▶ [TASK MATERIAL]:
◇ ◇ ◇ ◇ ◇ ◇ ◇

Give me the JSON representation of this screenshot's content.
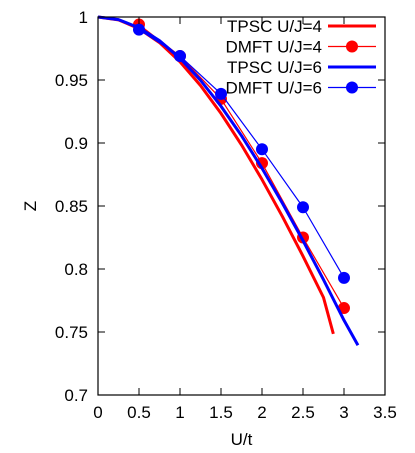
{
  "chart_data": {
    "type": "line",
    "xlabel": "U/t",
    "ylabel": "Z",
    "xlim": [
      0,
      3.5
    ],
    "ylim": [
      0.7,
      1.0
    ],
    "x_ticks": [
      "0",
      "0.5",
      "1",
      "1.5",
      "2",
      "2.5",
      "3",
      "3.5"
    ],
    "y_ticks": [
      "0.7",
      "0.75",
      "0.8",
      "0.85",
      "0.9",
      "0.95",
      "1"
    ],
    "grid": false,
    "legend_position": "top-right",
    "series": [
      {
        "name": "TPSC U/J=4",
        "style": "line",
        "color": "#ff0000",
        "x": [
          0,
          0.25,
          0.5,
          0.75,
          1.0,
          1.25,
          1.5,
          1.75,
          2.0,
          2.25,
          2.5,
          2.75,
          2.87
        ],
        "y": [
          1.0,
          0.9977,
          0.9908,
          0.9797,
          0.9645,
          0.9456,
          0.9235,
          0.8985,
          0.871,
          0.8415,
          0.8102,
          0.7774,
          0.7485
        ]
      },
      {
        "name": "DMFT U/J=4",
        "style": "linespoints",
        "color": "#ff0000",
        "x": [
          0.5,
          1.0,
          1.5,
          2.0,
          2.5,
          3.0
        ],
        "y": [
          0.994,
          0.969,
          0.935,
          0.884,
          0.825,
          0.769
        ]
      },
      {
        "name": "TPSC U/J=6",
        "style": "line",
        "color": "#0000ff",
        "x": [
          0,
          0.25,
          0.5,
          0.75,
          1.0,
          1.25,
          1.5,
          1.75,
          2.0,
          2.25,
          2.5,
          2.75,
          3.0,
          3.17
        ],
        "y": [
          1.0,
          0.9979,
          0.9915,
          0.9812,
          0.9673,
          0.9498,
          0.9292,
          0.9058,
          0.88,
          0.8521,
          0.8225,
          0.7915,
          0.7593,
          0.7395
        ]
      },
      {
        "name": "DMFT U/J=6",
        "style": "linespoints",
        "color": "#0000ff",
        "x": [
          0.5,
          1.0,
          1.5,
          2.0,
          2.5,
          3.0
        ],
        "y": [
          0.99,
          0.969,
          0.939,
          0.895,
          0.849,
          0.793
        ]
      }
    ]
  }
}
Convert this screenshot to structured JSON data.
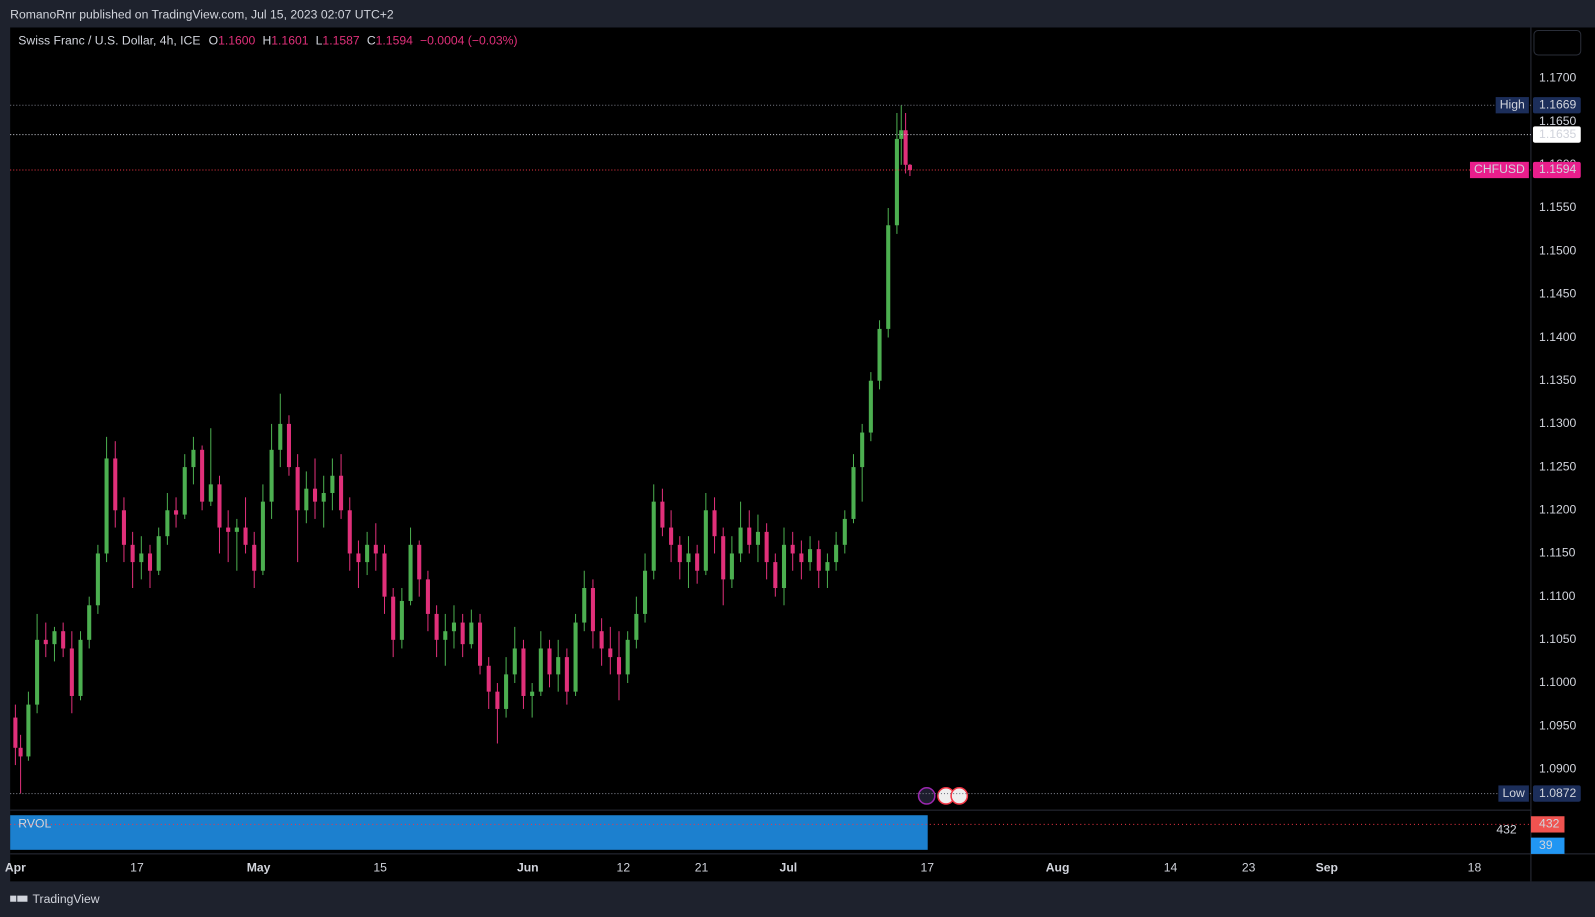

◇ ◇ ◇ ◇ ◇ ◇ ◇

▶ [EXERCISE GOAL]:
Tally the lines of the listing that include "this". Reply with nothing but the count.

▶ [ANSWER TO THE EXERCISE]:
2